Instruction
Output the entries below exactly as written, omitting pictures.

(Collected data entries)
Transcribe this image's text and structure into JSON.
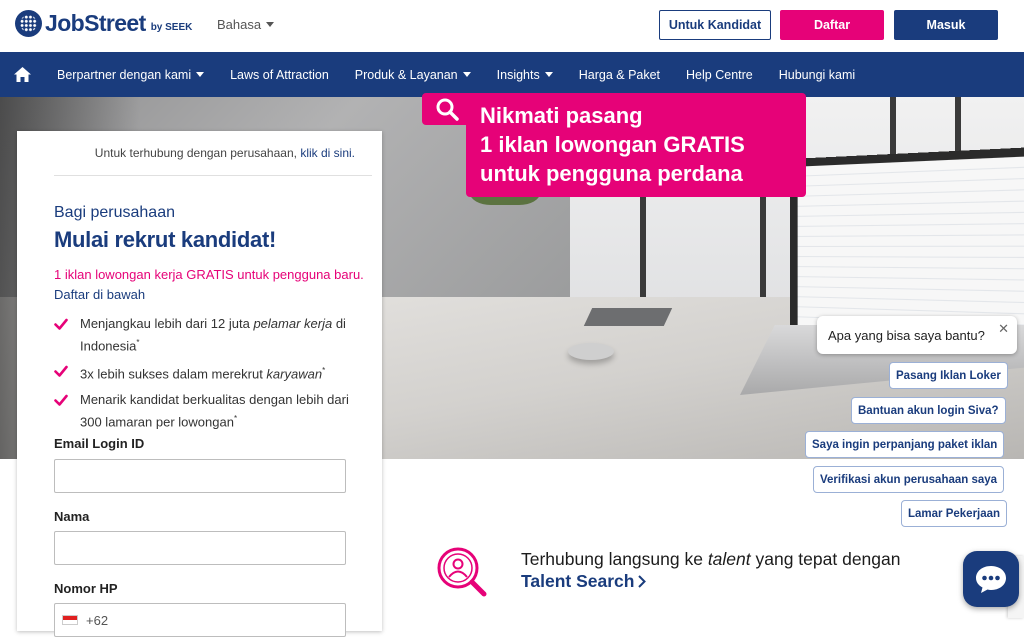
{
  "header": {
    "logo_text": "JobStreet",
    "logo_by": "by SEEK",
    "language": "Bahasa",
    "candidate_button": "Untuk Kandidat",
    "register_button": "Daftar",
    "login_button": "Masuk"
  },
  "nav": {
    "items": [
      {
        "label": "Berpartner dengan kami",
        "dropdown": true
      },
      {
        "label": "Laws of Attraction",
        "dropdown": false
      },
      {
        "label": "Produk & Layanan",
        "dropdown": true
      },
      {
        "label": "Insights",
        "dropdown": true
      },
      {
        "label": "Harga & Paket",
        "dropdown": false
      },
      {
        "label": "Help Centre",
        "dropdown": false
      },
      {
        "label": "Hubungi kami",
        "dropdown": false
      }
    ]
  },
  "hero": {
    "promo_lines": [
      "Nikmati pasang",
      "1 iklan lowongan GRATIS",
      "untuk pengguna perdana"
    ]
  },
  "form": {
    "connect_text": "Untuk terhubung dengan perusahaan,",
    "connect_link": "klik di sini.",
    "subtitle": "Bagi perusahaan",
    "title": "Mulai rekrut kandidat!",
    "promo": "1 iklan lowongan kerja GRATIS untuk pengguna baru.",
    "promo_link": "Daftar di bawah",
    "benefits": [
      {
        "pre": "Menjangkau lebih dari 12 juta ",
        "em": "pelamar kerja",
        "post": " di Indonesia"
      },
      {
        "pre": "3x lebih sukses dalam merekrut ",
        "em": "karyawan",
        "post": ""
      },
      {
        "pre": "Menarik kandidat berkualitas dengan lebih dari 300 lamaran per lowongan",
        "em": "",
        "post": ""
      }
    ],
    "email_label": "Email Login ID",
    "email_value": "",
    "name_label": "Nama",
    "name_value": "",
    "phone_label": "Nomor HP",
    "phone_prefix": "+62"
  },
  "talent": {
    "title_pre": "Terhubung langsung ke ",
    "title_em": "talent",
    "title_post": " yang tepat dengan",
    "link": "Talent Search"
  },
  "chat": {
    "question": "Apa yang bisa saya bantu?",
    "options": [
      "Pasang Iklan Loker",
      "Bantuan akun login Siva?",
      "Saya ingin perpanjang paket iklan",
      "Verifikasi akun perusahaan saya",
      "Lamar Pekerjaan"
    ]
  },
  "colors": {
    "brand_navy": "#1a3c7d",
    "brand_pink": "#e60278"
  }
}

Full response
Transcribe this image's text and structure into JSON.
{
  "header": {
    "logo_text": "JobStreet",
    "logo_by": "by SEEK",
    "language": "Bahasa",
    "candidate_button": "Untuk Kandidat",
    "register_button": "Daftar",
    "login_button": "Masuk"
  },
  "nav": {
    "items": [
      {
        "label": "Berpartner dengan kami",
        "dropdown": true
      },
      {
        "label": "Laws of Attraction",
        "dropdown": false
      },
      {
        "label": "Produk & Layanan",
        "dropdown": true
      },
      {
        "label": "Insights",
        "dropdown": true
      },
      {
        "label": "Harga & Paket",
        "dropdown": false
      },
      {
        "label": "Help Centre",
        "dropdown": false
      },
      {
        "label": "Hubungi kami",
        "dropdown": false
      }
    ]
  },
  "hero": {
    "promo_lines": [
      "Nikmati pasang",
      "1 iklan lowongan GRATIS",
      "untuk pengguna perdana"
    ]
  },
  "form": {
    "connect_text": "Untuk terhubung dengan perusahaan,",
    "connect_link": "klik di sini.",
    "subtitle": "Bagi perusahaan",
    "title": "Mulai rekrut kandidat!",
    "promo": "1 iklan lowongan kerja GRATIS untuk pengguna baru.",
    "promo_link": "Daftar di bawah",
    "benefits": [
      {
        "pre": "Menjangkau lebih dari 12 juta ",
        "em": "pelamar kerja",
        "post": " di Indonesia"
      },
      {
        "pre": "3x lebih sukses dalam merekrut ",
        "em": "karyawan",
        "post": ""
      },
      {
        "pre": "Menarik kandidat berkualitas dengan lebih dari 300 lamaran per lowongan",
        "em": "",
        "post": ""
      }
    ],
    "email_label": "Email Login ID",
    "email_value": "",
    "name_label": "Nama",
    "name_value": "",
    "phone_label": "Nomor HP",
    "phone_prefix": "+62"
  },
  "talent": {
    "title_pre": "Terhubung langsung ke ",
    "title_em": "talent",
    "title_post": " yang tepat dengan",
    "link": "Talent Search"
  },
  "chat": {
    "question": "Apa yang bisa saya bantu?",
    "options": [
      "Pasang Iklan Loker",
      "Bantuan akun login Siva?",
      "Saya ingin perpanjang paket iklan",
      "Verifikasi akun perusahaan saya",
      "Lamar Pekerjaan"
    ]
  },
  "colors": {
    "brand_navy": "#1a3c7d",
    "brand_pink": "#e60278"
  }
}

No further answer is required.